What the task asks. Set down every entry word for word. Omit the pictures.

* BEGIN Data listing *

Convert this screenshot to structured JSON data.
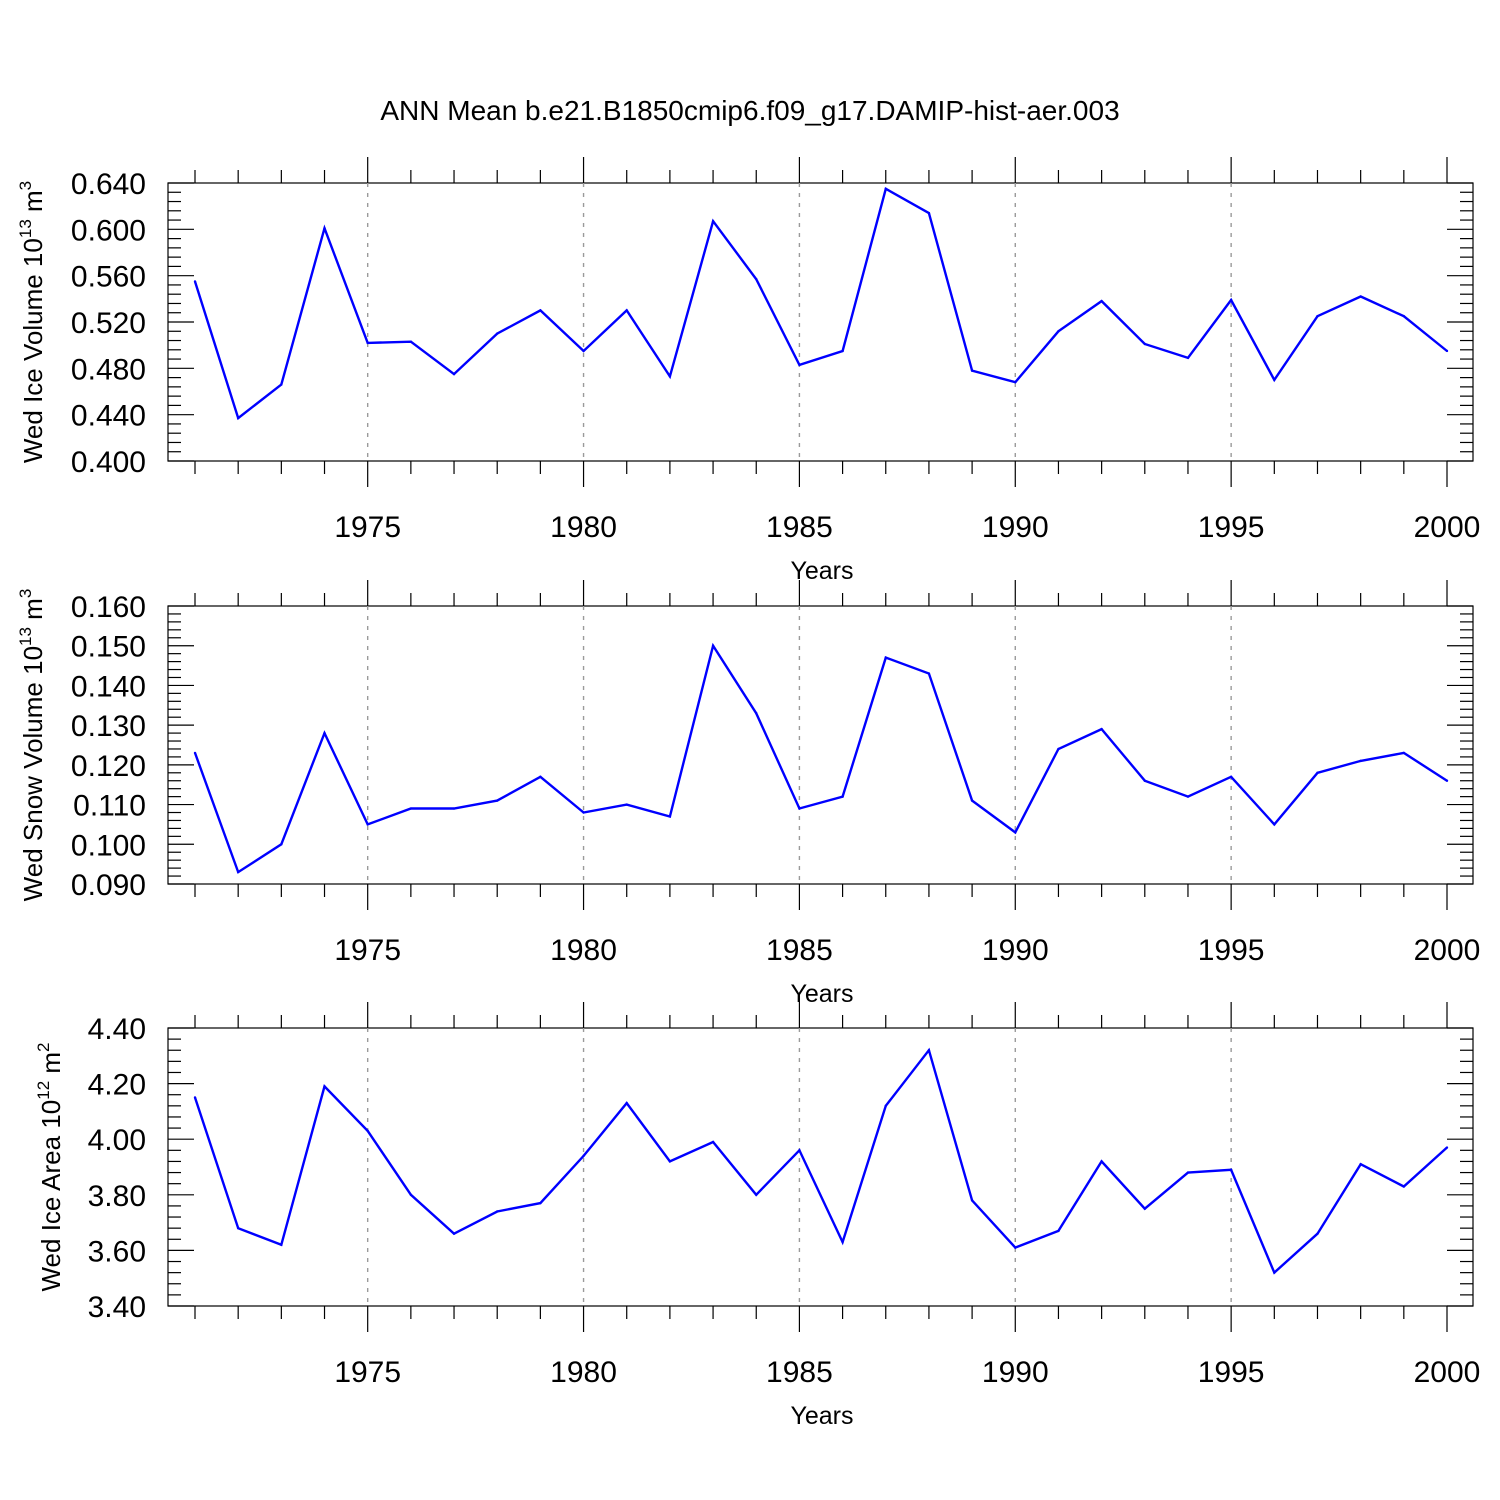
{
  "figure": {
    "title": "ANN Mean b.e21.B1850cmip6.f09_g17.DAMIP-hist-aer.003",
    "series_color": "#0000ff"
  },
  "chart_data": [
    {
      "type": "line",
      "title": "",
      "xlabel": "Years",
      "ylabel": {
        "text": "Wed Ice Volume 10",
        "exp": "13",
        "unit": "m",
        "unit_exp": "3"
      },
      "xlim": [
        1971,
        2000
      ],
      "ylim": [
        0.4,
        0.64
      ],
      "x_ticks": [
        1975,
        1980,
        1985,
        1990,
        1995,
        2000
      ],
      "y_ticks": [
        "0.400",
        "0.440",
        "0.480",
        "0.520",
        "0.560",
        "0.600",
        "0.640"
      ],
      "grid": "vertical dashed at major x ticks",
      "series": [
        {
          "x": [
            1971,
            1972,
            1973,
            1974,
            1975,
            1976,
            1977,
            1978,
            1979,
            1980,
            1981,
            1982,
            1983,
            1984,
            1985,
            1986,
            1987,
            1988,
            1989,
            1990,
            1991,
            1992,
            1993,
            1994,
            1995,
            1996,
            1997,
            1998,
            1999,
            2000
          ],
          "values": [
            0.555,
            0.437,
            0.466,
            0.601,
            0.502,
            0.503,
            0.475,
            0.51,
            0.53,
            0.495,
            0.53,
            0.473,
            0.607,
            0.557,
            0.483,
            0.495,
            0.635,
            0.614,
            0.478,
            0.468,
            0.512,
            0.538,
            0.501,
            0.489,
            0.539,
            0.47,
            0.525,
            0.542,
            0.525,
            0.495
          ]
        }
      ]
    },
    {
      "type": "line",
      "title": "",
      "xlabel": "Years",
      "ylabel": {
        "text": "Wed Snow Volume 10",
        "exp": "13",
        "unit": "m",
        "unit_exp": "3"
      },
      "xlim": [
        1971,
        2000
      ],
      "ylim": [
        0.09,
        0.16
      ],
      "x_ticks": [
        1975,
        1980,
        1985,
        1990,
        1995,
        2000
      ],
      "y_ticks": [
        "0.090",
        "0.100",
        "0.110",
        "0.120",
        "0.130",
        "0.140",
        "0.150",
        "0.160"
      ],
      "grid": "vertical dashed at major x ticks",
      "series": [
        {
          "x": [
            1971,
            1972,
            1973,
            1974,
            1975,
            1976,
            1977,
            1978,
            1979,
            1980,
            1981,
            1982,
            1983,
            1984,
            1985,
            1986,
            1987,
            1988,
            1989,
            1990,
            1991,
            1992,
            1993,
            1994,
            1995,
            1996,
            1997,
            1998,
            1999,
            2000
          ],
          "values": [
            0.123,
            0.093,
            0.1,
            0.128,
            0.105,
            0.109,
            0.109,
            0.111,
            0.117,
            0.108,
            0.11,
            0.107,
            0.15,
            0.133,
            0.109,
            0.112,
            0.147,
            0.143,
            0.111,
            0.103,
            0.124,
            0.129,
            0.116,
            0.112,
            0.117,
            0.105,
            0.118,
            0.121,
            0.123,
            0.116
          ]
        }
      ]
    },
    {
      "type": "line",
      "title": "",
      "xlabel": "Years",
      "ylabel": {
        "text": "Wed Ice Area 10",
        "exp": "12",
        "unit": "m",
        "unit_exp": "2"
      },
      "xlim": [
        1971,
        2000
      ],
      "ylim": [
        3.4,
        4.4
      ],
      "x_ticks": [
        1975,
        1980,
        1985,
        1990,
        1995,
        2000
      ],
      "y_ticks": [
        "3.40",
        "3.60",
        "3.80",
        "4.00",
        "4.20",
        "4.40"
      ],
      "grid": "vertical dashed at major x ticks",
      "series": [
        {
          "x": [
            1971,
            1972,
            1973,
            1974,
            1975,
            1976,
            1977,
            1978,
            1979,
            1980,
            1981,
            1982,
            1983,
            1984,
            1985,
            1986,
            1987,
            1988,
            1989,
            1990,
            1991,
            1992,
            1993,
            1994,
            1995,
            1996,
            1997,
            1998,
            1999,
            2000
          ],
          "values": [
            4.15,
            3.68,
            3.62,
            4.19,
            4.03,
            3.8,
            3.66,
            3.74,
            3.77,
            3.94,
            4.13,
            3.92,
            3.99,
            3.8,
            3.96,
            3.63,
            4.12,
            4.32,
            3.78,
            3.61,
            3.67,
            3.92,
            3.75,
            3.88,
            3.89,
            3.52,
            3.66,
            3.91,
            3.83,
            3.97
          ]
        }
      ]
    }
  ]
}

* END Data listing *

Worked answer.
Convert this screenshot to structured JSON data.
{
  "figure": {
    "title": "ANN Mean b.e21.B1850cmip6.f09_g17.DAMIP-hist-aer.003",
    "series_color": "#0000ff"
  },
  "chart_data": [
    {
      "type": "line",
      "title": "",
      "xlabel": "Years",
      "ylabel": {
        "text": "Wed Ice Volume 10",
        "exp": "13",
        "unit": "m",
        "unit_exp": "3"
      },
      "xlim": [
        1971,
        2000
      ],
      "ylim": [
        0.4,
        0.64
      ],
      "x_ticks": [
        1975,
        1980,
        1985,
        1990,
        1995,
        2000
      ],
      "y_ticks": [
        "0.400",
        "0.440",
        "0.480",
        "0.520",
        "0.560",
        "0.600",
        "0.640"
      ],
      "grid": "vertical dashed at major x ticks",
      "series": [
        {
          "x": [
            1971,
            1972,
            1973,
            1974,
            1975,
            1976,
            1977,
            1978,
            1979,
            1980,
            1981,
            1982,
            1983,
            1984,
            1985,
            1986,
            1987,
            1988,
            1989,
            1990,
            1991,
            1992,
            1993,
            1994,
            1995,
            1996,
            1997,
            1998,
            1999,
            2000
          ],
          "values": [
            0.555,
            0.437,
            0.466,
            0.601,
            0.502,
            0.503,
            0.475,
            0.51,
            0.53,
            0.495,
            0.53,
            0.473,
            0.607,
            0.557,
            0.483,
            0.495,
            0.635,
            0.614,
            0.478,
            0.468,
            0.512,
            0.538,
            0.501,
            0.489,
            0.539,
            0.47,
            0.525,
            0.542,
            0.525,
            0.495
          ]
        }
      ]
    },
    {
      "type": "line",
      "title": "",
      "xlabel": "Years",
      "ylabel": {
        "text": "Wed Snow Volume 10",
        "exp": "13",
        "unit": "m",
        "unit_exp": "3"
      },
      "xlim": [
        1971,
        2000
      ],
      "ylim": [
        0.09,
        0.16
      ],
      "x_ticks": [
        1975,
        1980,
        1985,
        1990,
        1995,
        2000
      ],
      "y_ticks": [
        "0.090",
        "0.100",
        "0.110",
        "0.120",
        "0.130",
        "0.140",
        "0.150",
        "0.160"
      ],
      "grid": "vertical dashed at major x ticks",
      "series": [
        {
          "x": [
            1971,
            1972,
            1973,
            1974,
            1975,
            1976,
            1977,
            1978,
            1979,
            1980,
            1981,
            1982,
            1983,
            1984,
            1985,
            1986,
            1987,
            1988,
            1989,
            1990,
            1991,
            1992,
            1993,
            1994,
            1995,
            1996,
            1997,
            1998,
            1999,
            2000
          ],
          "values": [
            0.123,
            0.093,
            0.1,
            0.128,
            0.105,
            0.109,
            0.109,
            0.111,
            0.117,
            0.108,
            0.11,
            0.107,
            0.15,
            0.133,
            0.109,
            0.112,
            0.147,
            0.143,
            0.111,
            0.103,
            0.124,
            0.129,
            0.116,
            0.112,
            0.117,
            0.105,
            0.118,
            0.121,
            0.123,
            0.116
          ]
        }
      ]
    },
    {
      "type": "line",
      "title": "",
      "xlabel": "Years",
      "ylabel": {
        "text": "Wed Ice Area 10",
        "exp": "12",
        "unit": "m",
        "unit_exp": "2"
      },
      "xlim": [
        1971,
        2000
      ],
      "ylim": [
        3.4,
        4.4
      ],
      "x_ticks": [
        1975,
        1980,
        1985,
        1990,
        1995,
        2000
      ],
      "y_ticks": [
        "3.40",
        "3.60",
        "3.80",
        "4.00",
        "4.20",
        "4.40"
      ],
      "grid": "vertical dashed at major x ticks",
      "series": [
        {
          "x": [
            1971,
            1972,
            1973,
            1974,
            1975,
            1976,
            1977,
            1978,
            1979,
            1980,
            1981,
            1982,
            1983,
            1984,
            1985,
            1986,
            1987,
            1988,
            1989,
            1990,
            1991,
            1992,
            1993,
            1994,
            1995,
            1996,
            1997,
            1998,
            1999,
            2000
          ],
          "values": [
            4.15,
            3.68,
            3.62,
            4.19,
            4.03,
            3.8,
            3.66,
            3.74,
            3.77,
            3.94,
            4.13,
            3.92,
            3.99,
            3.8,
            3.96,
            3.63,
            4.12,
            4.32,
            3.78,
            3.61,
            3.67,
            3.92,
            3.75,
            3.88,
            3.89,
            3.52,
            3.66,
            3.91,
            3.83,
            3.97
          ]
        }
      ]
    }
  ]
}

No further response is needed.